====== Task inputs

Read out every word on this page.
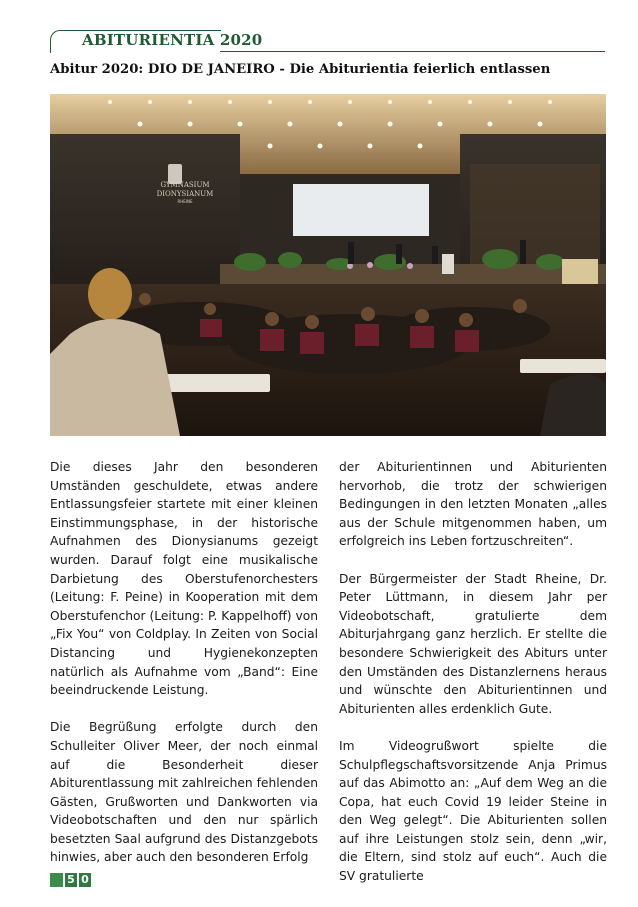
ABITURIENTIA 2020
Abitur 2020: DIO DE JANEIRO - Die Abiturientia feierlich entlassen
GYMNASIUM
DIONYSIANUM
RHEINE

Die dieses Jahr den besonderen Umständen geschuldete, etwas andere Entlassungsfeier startete mit einer kleinen Einstimmungsphase, in der historische Aufnahmen des Dionysianums gezeigt wurden. Darauf folgt eine musikalische Darbietung des Oberstufenorchesters (Leitung: F. Peine) in Kooperation mit dem Oberstufenchor (Leitung: P. Kappelhoff) von „Fix You“ von Coldplay. In Zeiten von Social Distancing und Hygienekonzepten natürlich als Aufnahme vom „Band“: Eine beeindruckende Leistung.

Die Begrüßung erfolgte durch den Schulleiter Oliver Meer, der noch einmal auf die Besonderheit dieser Abiturentlassung mit zahlreichen fehlenden Gästen, Grußworten und Dankworten via Videobotschaften und den nur spärlich besetzten Saal aufgrund des Distanzgebots hinwies, aber auch den besonderen Erfolg

der Abiturientinnen und Abiturienten hervorhob, die trotz der schwierigen Bedingungen in den letzten Monaten „alles aus der Schule mitgenommen haben, um erfolgreich ins Leben fortzuschreiten“.

Der Bürgermeister der Stadt Rheine, Dr. Peter Lüttmann, in diesem Jahr per Videobotschaft, gratulierte dem Abiturjahrgang ganz herzlich. Er stellte die besondere Schwierigkeit des Abiturs unter den Umständen des Distanzlernens heraus und wünschte den Abiturientinnen und Abiturienten alles erdenklich Gute.

Im Videogrußwort spielte die Schulpflegschaftsvorsitzende Anja Primus auf das Abimotto an: „Auf dem Weg an die Copa, hat euch Covid 19 leider Steine in den Weg gelegt“. Die Abiturienten sollen auf ihre Leistungen stolz sein, denn „wir, die Eltern, sind stolz auf euch“. Auch die SV gratulierte

5 0
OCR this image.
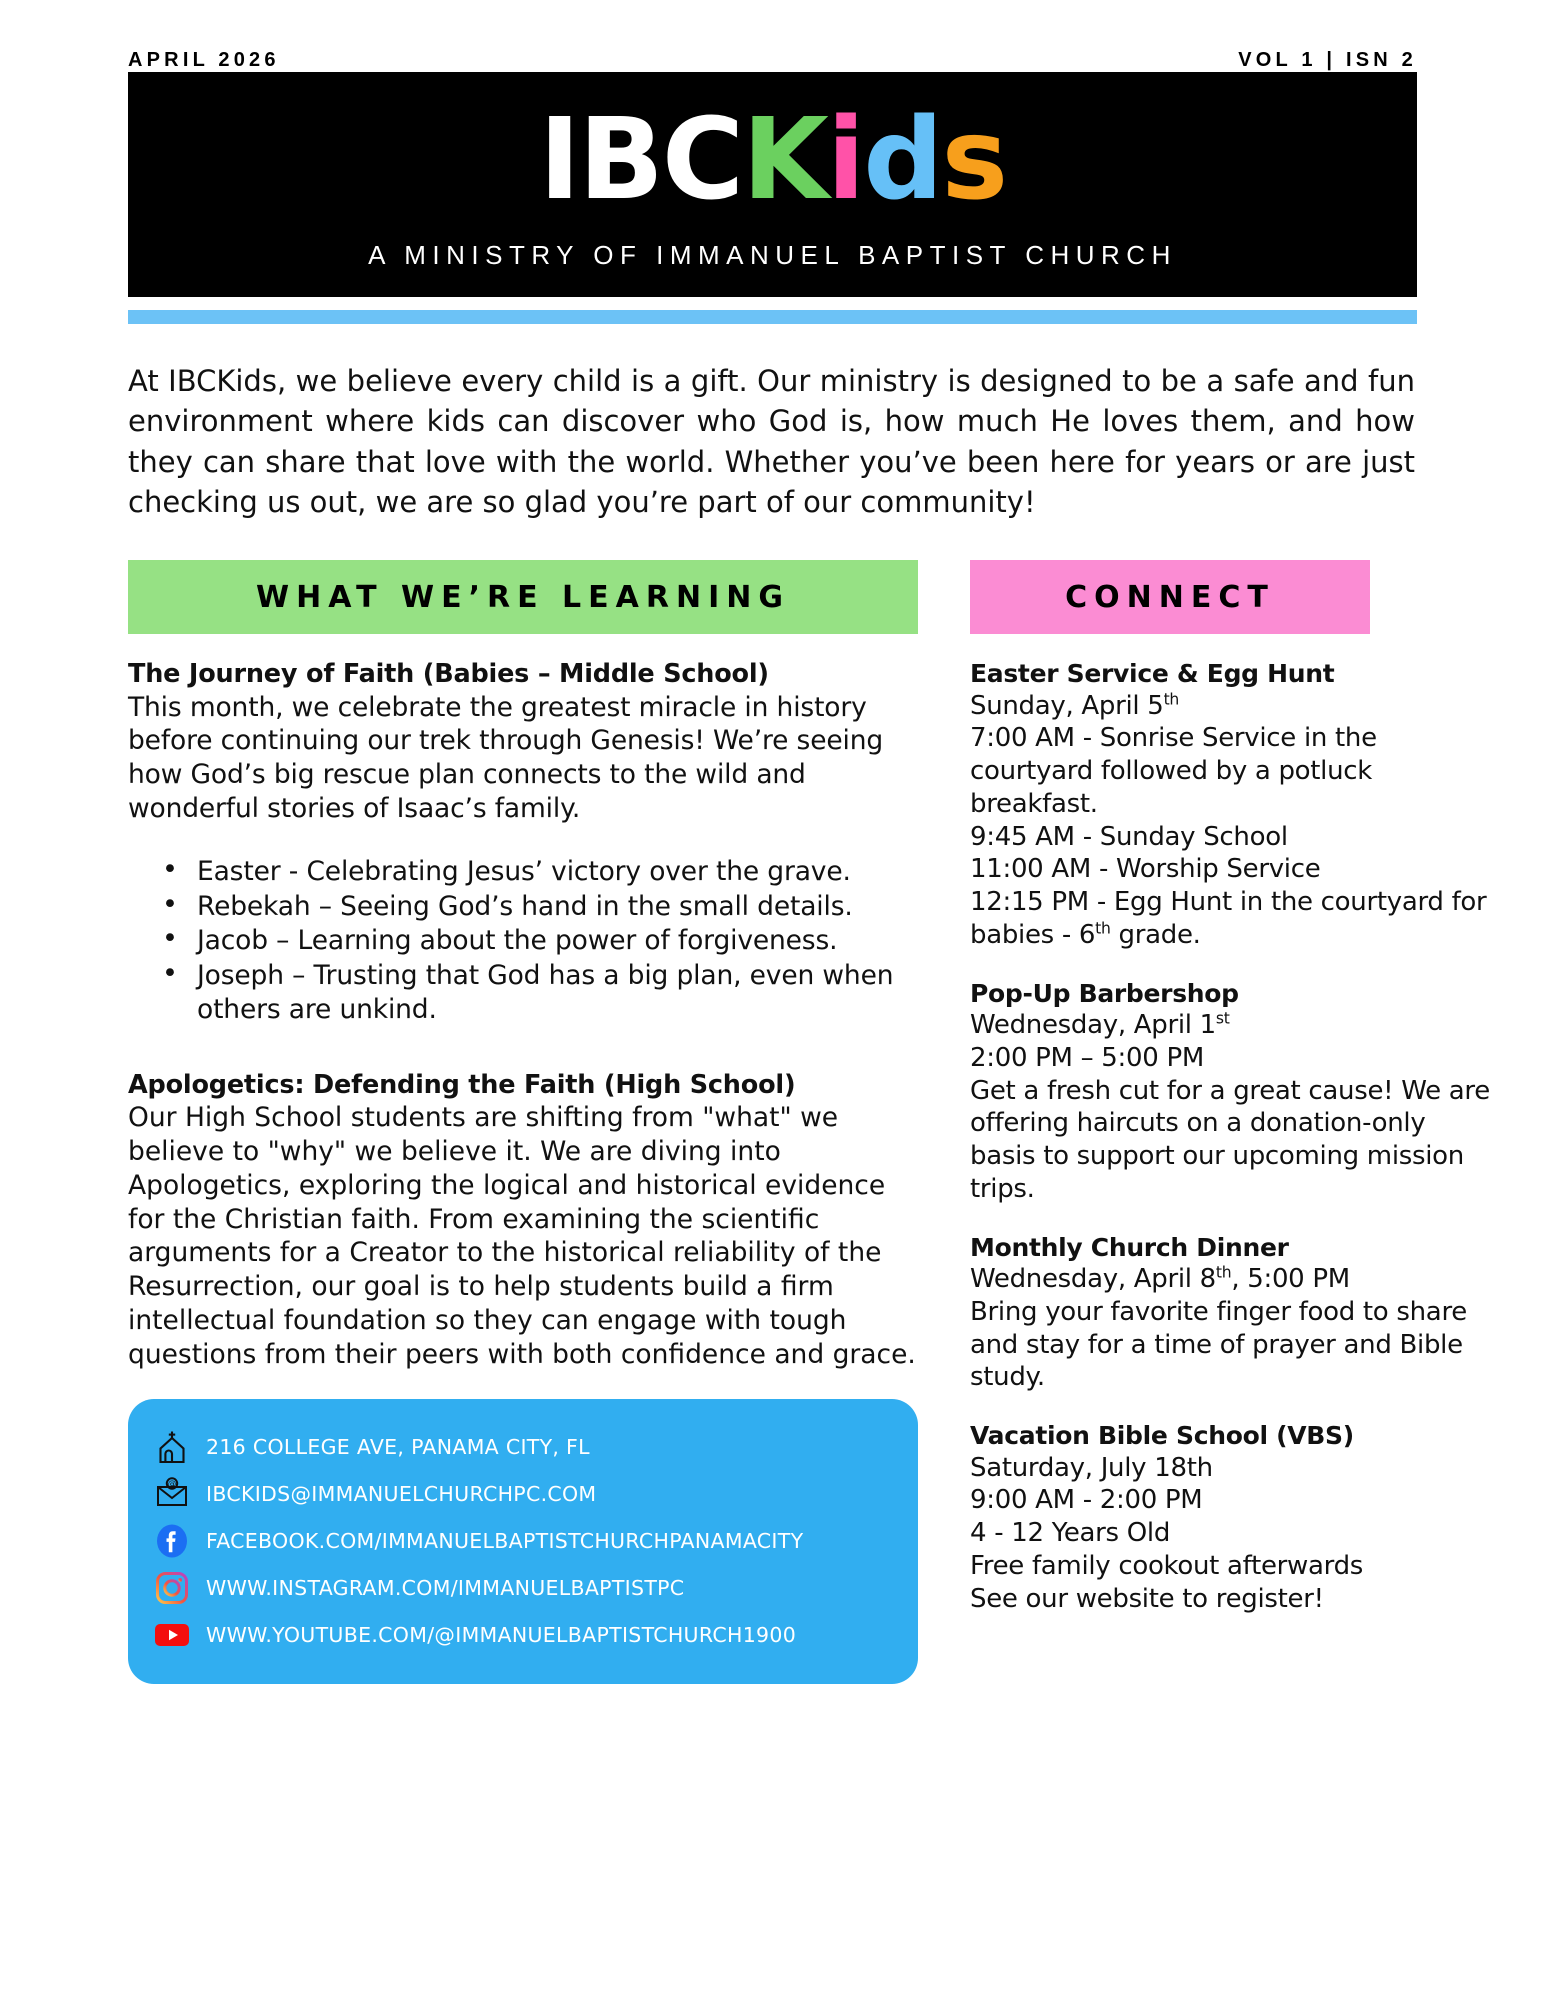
APRIL 2026	VOL 1 | ISN 2
IBCKids
A MINISTRY OF IMMANUEL BAPTIST CHURCH
At IBCKids, we believe every child is a gift. Our ministry is designed to be a safe and fun environment where kids can discover who God is, how much He loves them, and how they can share that love with the world. Whether you’ve been here for years or are just checking us out, we are so glad you’re part of our community!
WHAT WE’RE LEARNING
The Journey of Faith (Babies – Middle School)

This month, we celebrate the greatest miracle in history before continuing our trek through Genesis! We’re seeing how God’s big rescue plan connects to the wild and wonderful stories of Isaac’s family.

• Easter - Celebrating Jesus’ victory over the grave.
• Rebekah – Seeing God’s hand in the small details.
• Jacob – Learning about the power of forgiveness.
• Joseph – Trusting that God has a big plan, even when others are unkind.
Apologetics: Defending the Faith (High School)

Our High School students are shifting from "what" we believe to "why" we believe it. We are diving into Apologetics, exploring the logical and historical evidence for the Christian faith. From examining the scientific arguments for a Creator to the historical reliability of the Resurrection, our goal is to help students build a firm intellectual foundation so they can engage with tough questions from their peers with both confidence and grace.

216 COLLEGE AVE, PANAMA CITY, FL
@ IBCKIDS@IMMANUELCHURCHPC.COM
FACEBOOK.COM/IMMANUELBAPTISTCHURCHPANAMACITY
WWW.INSTAGRAM.COM/IMMANUELBAPTISTPC
WWW.YOUTUBE.COM/@IMMANUELBAPTISTCHURCH1900
CONNECT
Easter Service & Egg Hunt
Sunday, April 5th
7:00 AM - Sonrise Service in the courtyard followed by a potluck breakfast.
9:45 AM - Sunday School
11:00 AM - Worship Service
12:15 PM - Egg Hunt in the courtyard for babies - 6th grade.
Pop-Up Barbershop
Wednesday, April 1st
2:00 PM – 5:00 PM
Get a fresh cut for a great cause! We are offering haircuts on a donation-only basis to support our upcoming mission trips.
Monthly Church Dinner
Wednesday, April 8th, 5:00 PM
Bring your favorite finger food to share and stay for a time of prayer and Bible study.
Vacation Bible School (VBS)
Saturday, July 18th
9:00 AM - 2:00 PM
4 - 12 Years Old
Free family cookout afterwards
See our website to register!
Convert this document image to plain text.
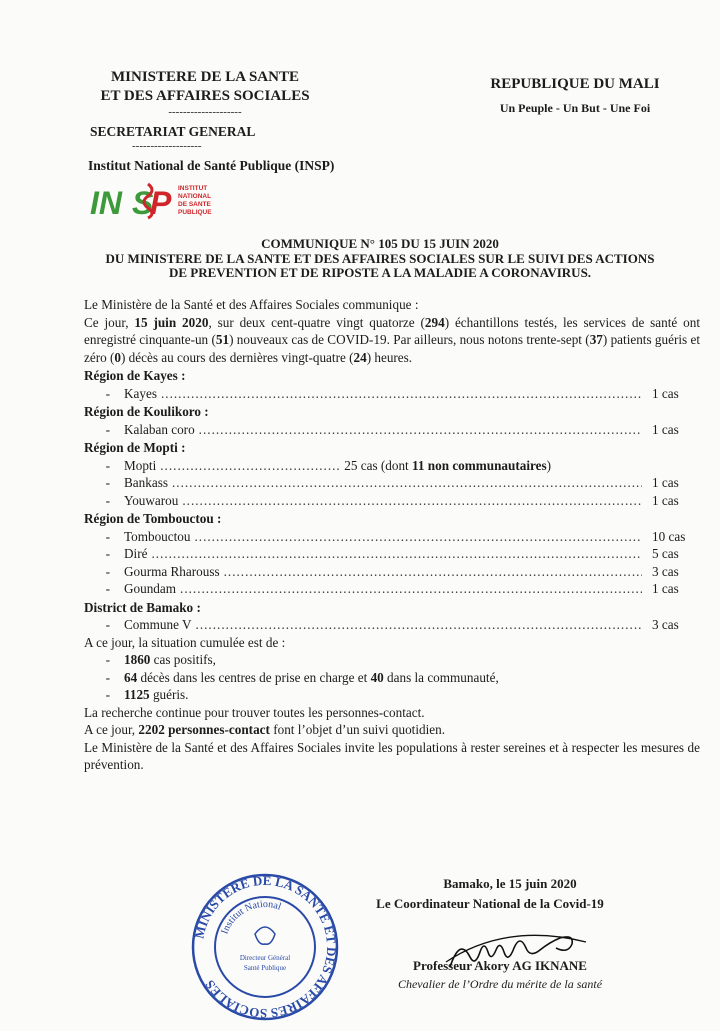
MINISTERE DE LA SANTE
ET DES AFFAIRES SOCIALES
--------------------
SECRETARIAT GENERAL
-------------------
Institut National de Santé Publique (INSP)
IN S
P INSTITUT
NATIONAL
DE SANTE
PUBLIQUE
REPUBLIQUE DU MALI
Un Peuple - Un But - Une Foi
COMMUNIQUE N° 105 DU 15 JUIN 2020
DU MINISTERE DE LA SANTE ET DES AFFAIRES SOCIALES SUR LE SUIVI DES ACTIONS
DE PREVENTION ET DE RIPOSTE A LA MALADIE A CORONAVIRUS.
Le Ministère de la Santé et des Affaires Sociales communique :
Ce jour, 15 juin 2020, sur deux cent-quatre vingt quatorze (294) échantillons testés, les services de santé ont enregistré cinquante-un (51) nouveaux cas de COVID-19. Par ailleurs, nous notons trente-sept (37) patients guéris et zéro (0) décès au cours des dernières vingt-quatre (24) heures.
Région de Kayes :
-	Kayes .....	1 cas
Région de Koulikoro :
-	Kalaban coro .....	1 cas
Région de Mopti :
-	Mopti .....	25 cas (dont 11 non communautaires)
-	Bankass .....	1 cas
-	Youwarou .....	1 cas
Région de Tombouctou :
-	Tombouctou .....	10 cas
-	Diré .....	5 cas
-	Gourma Rharouss .....	3 cas
-	Goundam .....	1 cas
District de Bamako :
-	Commune V .....	3 cas
A ce jour, la situation cumulée est de :
-	1860 cas positifs,
-	64 décès dans les centres de prise en charge et 40 dans la communauté,
-	1125 guéris.
La recherche continue pour trouver toutes les personnes-contact.
A ce jour, 2202 personnes-contact font l’objet d’un suivi quotidien.
Le Ministère de la Santé et des Affaires Sociales invite les populations à rester sereines et à respecter les mesures de prévention.
MINISTERE DE LA SANTE ET DES AFFAIRES SOCIALES
Institut National
Directeur Général
Santé Publique
Bamako, le 15 juin 2020
Le Coordinateur National de la Covid-19
Professeur Akory AG IKNANE
Chevalier de l’Ordre du mérite de la santé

============

## Problem statement
Give back the data verbatim. The pictures are not part of the copy.

## Solution to the exercise
Read out every word on this page.
ABITURIENTIA 2020
Abitur 2020: DIO DE JANEIRO - Die Abiturientia feierlich entlassen
GYMNASIUM
DIONYSIANUM
RHEINE

Die dieses Jahr den besonderen Umständen geschuldete, etwas andere Entlassungsfeier startete mit einer kleinen Einstimmungsphase, in der historische Aufnahmen des Dionysianums gezeigt wurden. Darauf folgt eine musikalische Darbietung des Oberstufenorchesters (Leitung: F. Peine) in Kooperation mit dem Oberstufenchor (Leitung: P. Kappelhoff) von „Fix You“ von Coldplay. In Zeiten von Social Distancing und Hygienekonzepten natürlich als Aufnahme vom „Band“: Eine beeindruckende Leistung.

Die Begrüßung erfolgte durch den Schulleiter Oliver Meer, der noch einmal auf die Besonderheit dieser Abiturentlassung mit zahlreichen fehlenden Gästen, Grußworten und Dankworten via Videobotschaften und den nur spärlich besetzten Saal aufgrund des Distanzgebots hinwies, aber auch den besonderen Erfolg

der Abiturientinnen und Abiturienten hervorhob, die trotz der schwierigen Bedingungen in den letzten Monaten „alles aus der Schule mitgenommen haben, um erfolgreich ins Leben fortzuschreiten“.

Der Bürgermeister der Stadt Rheine, Dr. Peter Lüttmann, in diesem Jahr per Videobotschaft, gratulierte dem Abiturjahrgang ganz herzlich. Er stellte die besondere Schwierigkeit des Abiturs unter den Umständen des Distanzlernens heraus und wünschte den Abiturientinnen und Abiturienten alles erdenklich Gute.

Im Videogrußwort spielte die Schulpflegschaftsvorsitzende Anja Primus auf das Abimotto an: „Auf dem Weg an die Copa, hat euch Covid 19 leider Steine in den Weg gelegt“. Die Abiturienten sollen auf ihre Leistungen stolz sein, denn „wir, die Eltern, sind stolz auf euch“. Auch die SV gratulierte

5 0
OCR this image.
APRIL 2026	VOL 1 | ISN 2
IBCKids
A MINISTRY OF IMMANUEL BAPTIST CHURCH
At IBCKids, we believe every child is a gift. Our ministry is designed to be a safe and fun environment where kids can discover who God is, how much He loves them, and how they can share that love with the world. Whether you’ve been here for years or are just checking us out, we are so glad you’re part of our community!
WHAT WE’RE LEARNING
The Journey of Faith (Babies – Middle School)

This month, we celebrate the greatest miracle in history before continuing our trek through Genesis! We’re seeing how God’s big rescue plan connects to the wild and wonderful stories of Isaac’s family.

• Easter - Celebrating Jesus’ victory over the grave.
• Rebekah – Seeing God’s hand in the small details.
• Jacob – Learning about the power of forgiveness.
• Joseph – Trusting that God has a big plan, even when others are unkind.
Apologetics: Defending the Faith (High School)

Our High School students are shifting from "what" we believe to "why" we believe it. We are diving into Apologetics, exploring the logical and historical evidence for the Christian faith. From examining the scientific arguments for a Creator to the historical reliability of the Resurrection, our goal is to help students build a firm intellectual foundation so they can engage with tough questions from their peers with both confidence and grace.

216 COLLEGE AVE, PANAMA CITY, FL
@ IBCKIDS@IMMANUELCHURCHPC.COM
FACEBOOK.COM/IMMANUELBAPTISTCHURCHPANAMACITY
WWW.INSTAGRAM.COM/IMMANUELBAPTISTPC
WWW.YOUTUBE.COM/@IMMANUELBAPTISTCHURCH1900
CONNECT
Easter Service & Egg Hunt
Sunday, April 5th
7:00 AM - Sonrise Service in the courtyard followed by a potluck breakfast.
9:45 AM - Sunday School
11:00 AM - Worship Service
12:15 PM - Egg Hunt in the courtyard for babies - 6th grade.
Pop-Up Barbershop
Wednesday, April 1st
2:00 PM – 5:00 PM
Get a fresh cut for a great cause! We are offering haircuts on a donation-only basis to support our upcoming mission trips.
Monthly Church Dinner
Wednesday, April 8th, 5:00 PM
Bring your favorite finger food to share and stay for a time of prayer and Bible study.
Vacation Bible School (VBS)
Saturday, July 18th
9:00 AM - 2:00 PM
4 - 12 Years Old
Free family cookout afterwards
See our website to register!
Convert this document image to plain text.
MINISTERE DE LA SANTE
ET DES AFFAIRES SOCIALES
--------------------
SECRETARIAT GENERAL
-------------------
Institut National de Santé Publique (INSP)
IN S
P INSTITUT
NATIONAL
DE SANTE
PUBLIQUE
REPUBLIQUE DU MALI
Un Peuple - Un But - Une Foi
COMMUNIQUE N° 105 DU 15 JUIN 2020
DU MINISTERE DE LA SANTE ET DES AFFAIRES SOCIALES SUR LE SUIVI DES ACTIONS
DE PREVENTION ET DE RIPOSTE A LA MALADIE A CORONAVIRUS.
Le Ministère de la Santé et des Affaires Sociales communique :
Ce jour, 15 juin 2020, sur deux cent-quatre vingt quatorze (294) échantillons testés, les services de santé ont enregistré cinquante-un (51) nouveaux cas de COVID-19. Par ailleurs, nous notons trente-sept (37) patients guéris et zéro (0) décès au cours des dernières vingt-quatre (24) heures.
Région de Kayes :
-	Kayes .....	1 cas
Région de Koulikoro :
-	Kalaban coro .....	1 cas
Région de Mopti :
-	Mopti .....	25 cas (dont 11 non communautaires)
-	Bankass .....	1 cas
-	Youwarou .....	1 cas
Région de Tombouctou :
-	Tombouctou .....	10 cas
-	Diré .....	5 cas
-	Gourma Rharouss .....	3 cas
-	Goundam .....	1 cas
District de Bamako :
-	Commune V .....	3 cas
A ce jour, la situation cumulée est de :
-	1860 cas positifs,
-	64 décès dans les centres de prise en charge et 40 dans la communauté,
-	1125 guéris.
La recherche continue pour trouver toutes les personnes-contact.
A ce jour, 2202 personnes-contact font l’objet d’un suivi quotidien.
Le Ministère de la Santé et des Affaires Sociales invite les populations à rester sereines et à respecter les mesures de prévention.
MINISTERE DE LA SANTE ET DES AFFAIRES SOCIALES
Institut National
Directeur Général
Santé Publique
Bamako, le 15 juin 2020
Le Coordinateur National de la Covid-19
Professeur Akory AG IKNANE
Chevalier de l’Ordre du mérite de la santé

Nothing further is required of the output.